Given problem:
Retype every entry exactly, character for character.

Records:
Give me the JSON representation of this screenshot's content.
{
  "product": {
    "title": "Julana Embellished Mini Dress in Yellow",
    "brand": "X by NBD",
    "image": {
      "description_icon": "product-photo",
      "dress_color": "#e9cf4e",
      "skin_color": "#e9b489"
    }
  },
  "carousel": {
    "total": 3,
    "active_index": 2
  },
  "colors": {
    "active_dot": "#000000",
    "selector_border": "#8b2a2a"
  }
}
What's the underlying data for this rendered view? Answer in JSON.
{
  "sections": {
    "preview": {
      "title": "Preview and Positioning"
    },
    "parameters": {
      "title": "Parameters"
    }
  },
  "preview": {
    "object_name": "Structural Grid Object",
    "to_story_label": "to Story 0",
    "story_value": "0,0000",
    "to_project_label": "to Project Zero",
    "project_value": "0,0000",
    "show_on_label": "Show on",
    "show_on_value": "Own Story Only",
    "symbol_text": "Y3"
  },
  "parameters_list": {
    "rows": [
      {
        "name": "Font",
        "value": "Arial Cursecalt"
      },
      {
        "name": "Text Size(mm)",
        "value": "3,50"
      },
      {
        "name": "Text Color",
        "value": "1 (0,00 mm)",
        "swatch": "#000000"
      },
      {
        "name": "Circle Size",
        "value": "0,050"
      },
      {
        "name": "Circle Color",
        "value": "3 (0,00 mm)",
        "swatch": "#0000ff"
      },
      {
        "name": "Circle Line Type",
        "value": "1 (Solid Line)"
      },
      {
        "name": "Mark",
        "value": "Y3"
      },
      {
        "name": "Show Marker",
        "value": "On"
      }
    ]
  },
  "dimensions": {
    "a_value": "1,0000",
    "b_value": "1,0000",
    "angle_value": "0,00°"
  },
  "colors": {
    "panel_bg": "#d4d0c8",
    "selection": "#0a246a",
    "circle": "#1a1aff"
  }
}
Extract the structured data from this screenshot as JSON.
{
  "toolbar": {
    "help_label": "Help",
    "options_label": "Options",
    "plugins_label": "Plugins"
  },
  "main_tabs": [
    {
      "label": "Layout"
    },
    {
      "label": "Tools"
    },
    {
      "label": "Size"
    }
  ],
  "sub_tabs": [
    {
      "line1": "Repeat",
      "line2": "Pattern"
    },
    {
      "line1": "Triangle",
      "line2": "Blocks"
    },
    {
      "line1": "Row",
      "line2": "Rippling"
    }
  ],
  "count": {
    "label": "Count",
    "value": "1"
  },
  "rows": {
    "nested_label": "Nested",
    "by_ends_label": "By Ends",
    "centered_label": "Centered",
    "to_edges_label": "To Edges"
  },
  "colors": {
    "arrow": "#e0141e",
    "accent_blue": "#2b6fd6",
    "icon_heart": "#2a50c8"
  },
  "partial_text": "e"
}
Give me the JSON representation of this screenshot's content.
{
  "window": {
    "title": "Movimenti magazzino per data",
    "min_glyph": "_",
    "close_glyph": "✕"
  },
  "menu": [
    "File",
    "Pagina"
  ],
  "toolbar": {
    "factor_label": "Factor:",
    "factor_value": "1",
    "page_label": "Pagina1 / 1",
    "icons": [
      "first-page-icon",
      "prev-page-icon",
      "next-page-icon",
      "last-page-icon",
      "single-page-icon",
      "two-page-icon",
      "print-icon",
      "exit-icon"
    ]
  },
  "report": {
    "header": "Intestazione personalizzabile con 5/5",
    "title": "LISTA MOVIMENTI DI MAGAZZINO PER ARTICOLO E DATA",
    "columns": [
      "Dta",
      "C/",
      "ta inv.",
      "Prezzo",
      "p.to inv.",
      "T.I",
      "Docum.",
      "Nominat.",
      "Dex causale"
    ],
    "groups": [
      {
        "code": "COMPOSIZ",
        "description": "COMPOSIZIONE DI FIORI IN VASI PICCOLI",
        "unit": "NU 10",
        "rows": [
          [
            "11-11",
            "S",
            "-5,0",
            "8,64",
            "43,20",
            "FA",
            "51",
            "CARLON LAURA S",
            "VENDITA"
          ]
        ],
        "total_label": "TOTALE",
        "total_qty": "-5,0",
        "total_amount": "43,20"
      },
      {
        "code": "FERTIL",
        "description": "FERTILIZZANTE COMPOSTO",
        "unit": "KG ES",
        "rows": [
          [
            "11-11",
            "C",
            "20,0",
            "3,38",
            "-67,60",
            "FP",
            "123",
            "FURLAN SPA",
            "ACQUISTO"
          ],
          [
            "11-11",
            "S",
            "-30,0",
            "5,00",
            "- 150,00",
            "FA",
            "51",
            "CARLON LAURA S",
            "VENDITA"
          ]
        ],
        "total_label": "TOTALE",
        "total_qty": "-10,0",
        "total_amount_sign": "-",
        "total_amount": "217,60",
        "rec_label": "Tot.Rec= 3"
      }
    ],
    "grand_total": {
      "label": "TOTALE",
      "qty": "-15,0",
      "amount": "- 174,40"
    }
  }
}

Full response:
Give me the JSON representation of this screenshot's content.
{
  "product": {
    "title": "Julana Embellished Mini Dress in Yellow",
    "brand": "X by NBD",
    "image": {
      "description_icon": "product-photo",
      "dress_color": "#e9cf4e",
      "skin_color": "#e9b489"
    }
  },
  "carousel": {
    "total": 3,
    "active_index": 2
  },
  "colors": {
    "active_dot": "#000000",
    "selector_border": "#8b2a2a"
  }
}
What's the underlying data for this rendered view? Answer in JSON.
{
  "sections": {
    "preview": {
      "title": "Preview and Positioning"
    },
    "parameters": {
      "title": "Parameters"
    }
  },
  "preview": {
    "object_name": "Structural Grid Object",
    "to_story_label": "to Story 0",
    "story_value": "0,0000",
    "to_project_label": "to Project Zero",
    "project_value": "0,0000",
    "show_on_label": "Show on",
    "show_on_value": "Own Story Only",
    "symbol_text": "Y3"
  },
  "parameters_list": {
    "rows": [
      {
        "name": "Font",
        "value": "Arial Cursecalt"
      },
      {
        "name": "Text Size(mm)",
        "value": "3,50"
      },
      {
        "name": "Text Color",
        "value": "1 (0,00 mm)",
        "swatch": "#000000"
      },
      {
        "name": "Circle Size",
        "value": "0,050"
      },
      {
        "name": "Circle Color",
        "value": "3 (0,00 mm)",
        "swatch": "#0000ff"
      },
      {
        "name": "Circle Line Type",
        "value": "1 (Solid Line)"
      },
      {
        "name": "Mark",
        "value": "Y3"
      },
      {
        "name": "Show Marker",
        "value": "On"
      }
    ]
  },
  "dimensions": {
    "a_value": "1,0000",
    "b_value": "1,0000",
    "angle_value": "0,00°"
  },
  "colors": {
    "panel_bg": "#d4d0c8",
    "selection": "#0a246a",
    "circle": "#1a1aff"
  }
}
Extract the structured data from this screenshot as JSON.
{
  "toolbar": {
    "help_label": "Help",
    "options_label": "Options",
    "plugins_label": "Plugins"
  },
  "main_tabs": [
    {
      "label": "Layout"
    },
    {
      "label": "Tools"
    },
    {
      "label": "Size"
    }
  ],
  "sub_tabs": [
    {
      "line1": "Repeat",
      "line2": "Pattern"
    },
    {
      "line1": "Triangle",
      "line2": "Blocks"
    },
    {
      "line1": "Row",
      "line2": "Rippling"
    }
  ],
  "count": {
    "label": "Count",
    "value": "1"
  },
  "rows": {
    "nested_label": "Nested",
    "by_ends_label": "By Ends",
    "centered_label": "Centered",
    "to_edges_label": "To Edges"
  },
  "colors": {
    "arrow": "#e0141e",
    "accent_blue": "#2b6fd6",
    "icon_heart": "#2a50c8"
  },
  "partial_text": "e"
}
Give me the JSON representation of this screenshot's content.
{
  "window": {
    "title": "Movimenti magazzino per data",
    "min_glyph": "_",
    "close_glyph": "✕"
  },
  "menu": [
    "File",
    "Pagina"
  ],
  "toolbar": {
    "factor_label": "Factor:",
    "factor_value": "1",
    "page_label": "Pagina1 / 1",
    "icons": [
      "first-page-icon",
      "prev-page-icon",
      "next-page-icon",
      "last-page-icon",
      "single-page-icon",
      "two-page-icon",
      "print-icon",
      "exit-icon"
    ]
  },
  "report": {
    "header": "Intestazione personalizzabile con 5/5",
    "title": "LISTA MOVIMENTI DI MAGAZZINO PER ARTICOLO E DATA",
    "columns": [
      "Dta",
      "C/",
      "ta inv.",
      "Prezzo",
      "p.to inv.",
      "T.I",
      "Docum.",
      "Nominat.",
      "Dex causale"
    ],
    "groups": [
      {
        "code": "COMPOSIZ",
        "description": "COMPOSIZIONE DI FIORI IN VASI PICCOLI",
        "unit": "NU 10",
        "rows": [
          [
            "11-11",
            "S",
            "-5,0",
            "8,64",
            "43,20",
            "FA",
            "51",
            "CARLON LAURA S",
            "VENDITA"
          ]
        ],
        "total_label": "TOTALE",
        "total_qty": "-5,0",
        "total_amount": "43,20"
      },
      {
        "code": "FERTIL",
        "description": "FERTILIZZANTE COMPOSTO",
        "unit": "KG ES",
        "rows": [
          [
            "11-11",
            "C",
            "20,0",
            "3,38",
            "-67,60",
            "FP",
            "123",
            "FURLAN SPA",
            "ACQUISTO"
          ],
          [
            "11-11",
            "S",
            "-30,0",
            "5,00",
            "- 150,00",
            "FA",
            "51",
            "CARLON LAURA S",
            "VENDITA"
          ]
        ],
        "total_label": "TOTALE",
        "total_qty": "-10,0",
        "total_amount_sign": "-",
        "total_amount": "217,60",
        "rec_label": "Tot.Rec= 3"
      }
    ],
    "grand_total": {
      "label": "TOTALE",
      "qty": "-15,0",
      "amount": "- 174,40"
    }
  }
}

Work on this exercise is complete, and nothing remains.